Scan each line of the records for the word "text" and extract the ones that have it.

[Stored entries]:
* Start *
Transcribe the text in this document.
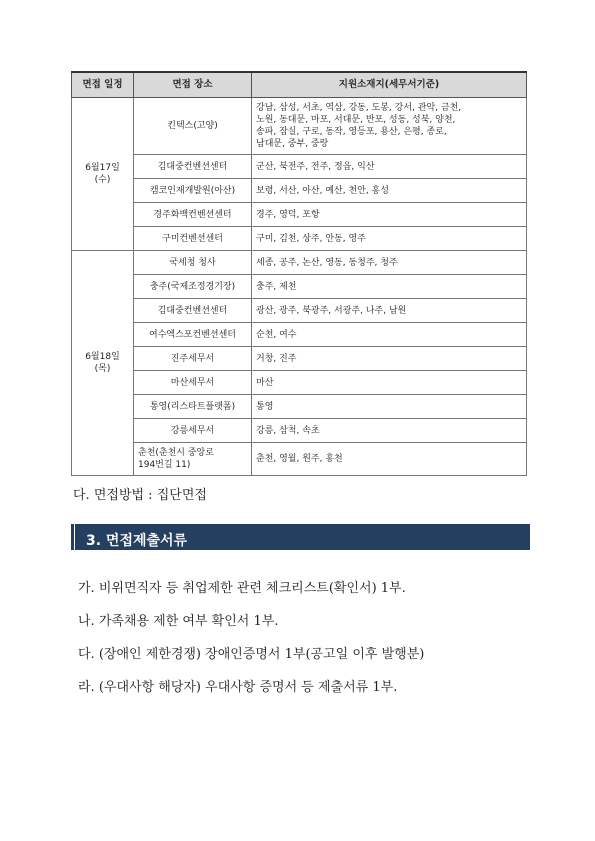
면접 일정	면접 장소	지원소재지(세무서기준)

6월17일
(수)	킨텍스(고양)	강남, 삼성, 서초, 역삼, 강동, 도봉, 강서, 관악, 금천,
노원, 동대문, 마포, 서대문, 반포, 성동, 성북, 양천,
송파, 잠실, 구로, 동작, 영등포, 용산, 은평, 종로,
남대문, 중부, 중랑

	김대중컨벤션센터	군산, 북전주, 전주, 정읍, 익산
	캠코인재개발원(아산)	보령, 서산, 아산, 예산, 천안, 홍성
	경주화백컨벤션센터	경주, 영덕, 포항
	구미컨벤션센터	구미, 김천, 상주, 안동, 영주

6월18일
(목)	국세청 청사	세종, 공주, 논산, 영동, 동청주, 청주
	충주(국제조정경기장)	충주, 제천
	김대중컨벤션센터	광산, 광주, 북광주, 서광주, 나주, 남원
	여수엑스포컨벤션센터	순천, 여수
	진주세무서	거창, 진주
	마산세무서	마산
	통영(리스타트플랫폼)	통영
	강릉세무서	강릉, 삼척, 속초

	춘천(춘천시 중앙로
194번길 11)	춘천, 영월, 원주, 홍천
다. 면접방법 : 집단면접
3. 면접제출서류
가. 비위면직자 등 취업제한 관련 체크리스트(확인서) 1부.
나. 가족채용 제한 여부 확인서 1부.
다. (장애인 제한경쟁) 장애인증명서 1부(공고일 이후 발행분)
라. (우대사항 해당자) 우대사항 증명서 등 제출서류 1부.
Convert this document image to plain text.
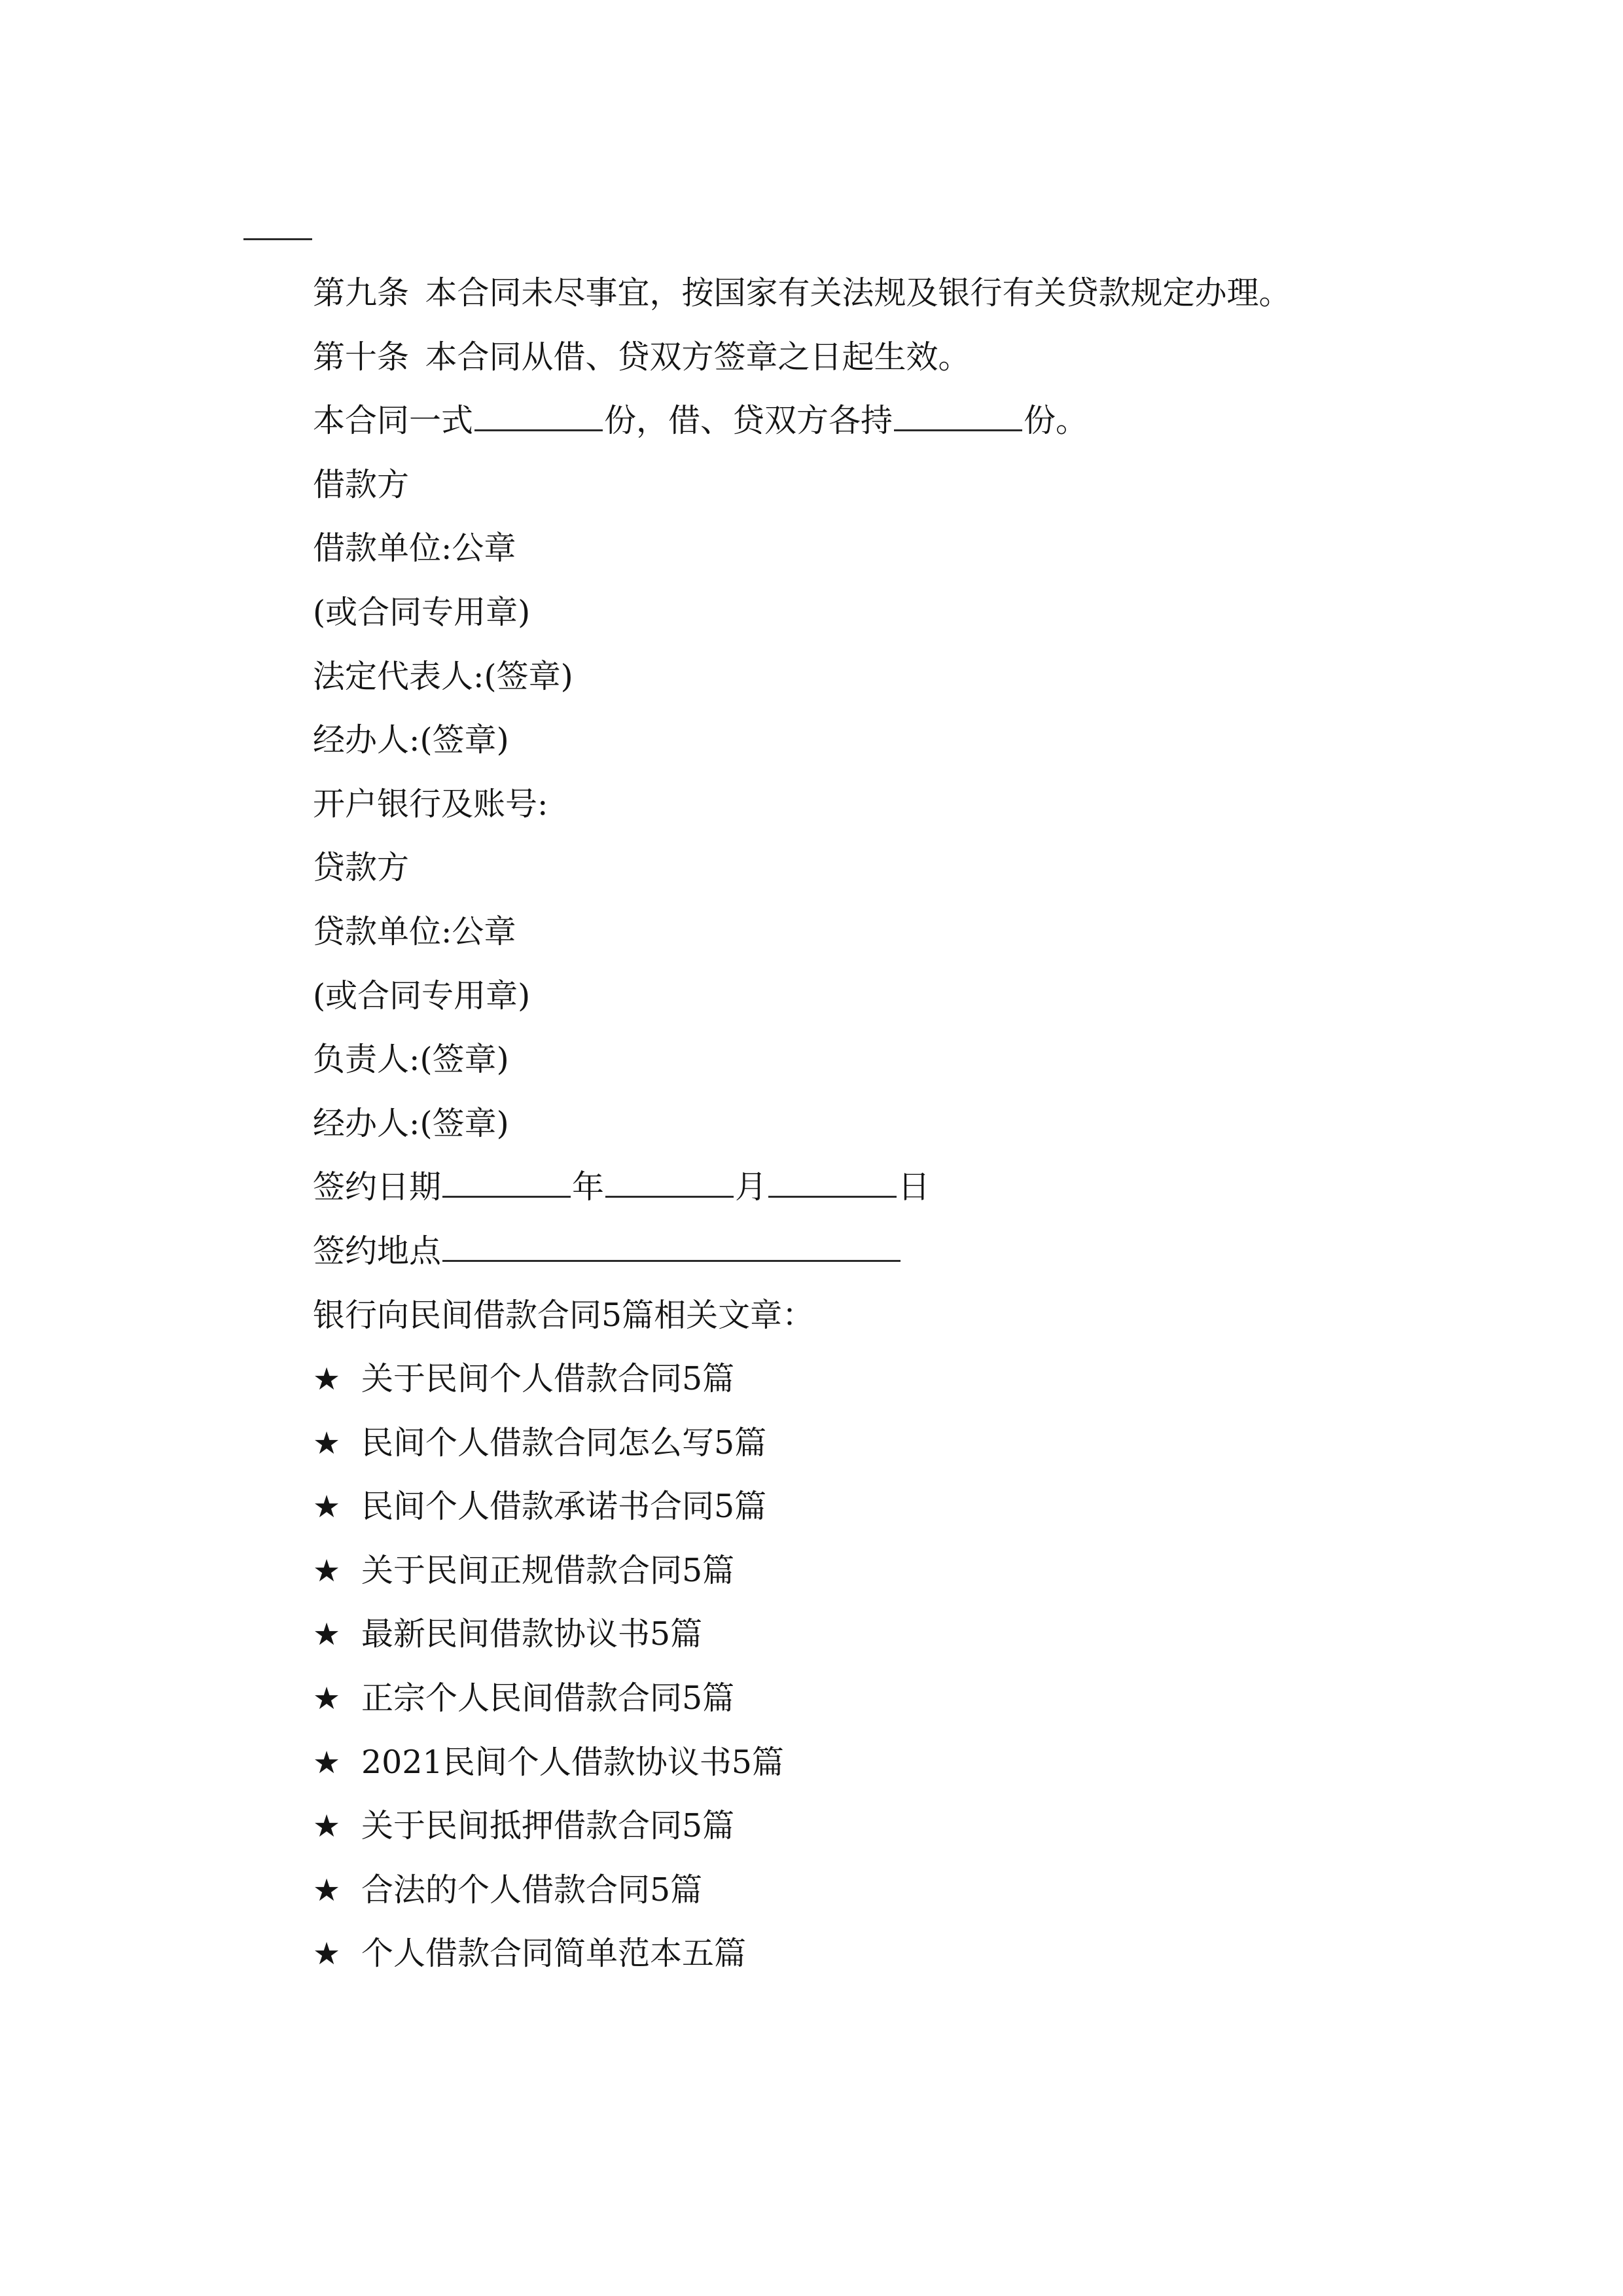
第九条 本合同未尽事宜，按国家有关法规及银行有关贷款规定办理。
第十条 本合同从借、贷双方签章之日起生效。
本合同一式	份，借、贷双方各持	份。
借款方
借款单位:公章
(或合同专用章)
法定代表人:(签章)
经办人:(签章)
开户银行及账号:
贷款方
贷款单位:公章
(或合同专用章)
负责人:(签章)
经办人:(签章)
签约日期	年	月	日
签约地点
银行向民间借款合同5篇相关文章：
★ 关于民间个人借款合同5篇
★ 民间个人借款合同怎么写5篇
★ 民间个人借款承诺书合同5篇
★ 关于民间正规借款合同5篇
★ 最新民间借款协议书5篇
★ 正宗个人民间借款合同5篇
★ 2021民间个人借款协议书5篇
★ 关于民间抵押借款合同5篇
★ 合法的个人借款合同5篇
★ 个人借款合同简单范本五篇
* End *
[Written answer]:
Transcribe the text in this document.
Convert this document image to plain text.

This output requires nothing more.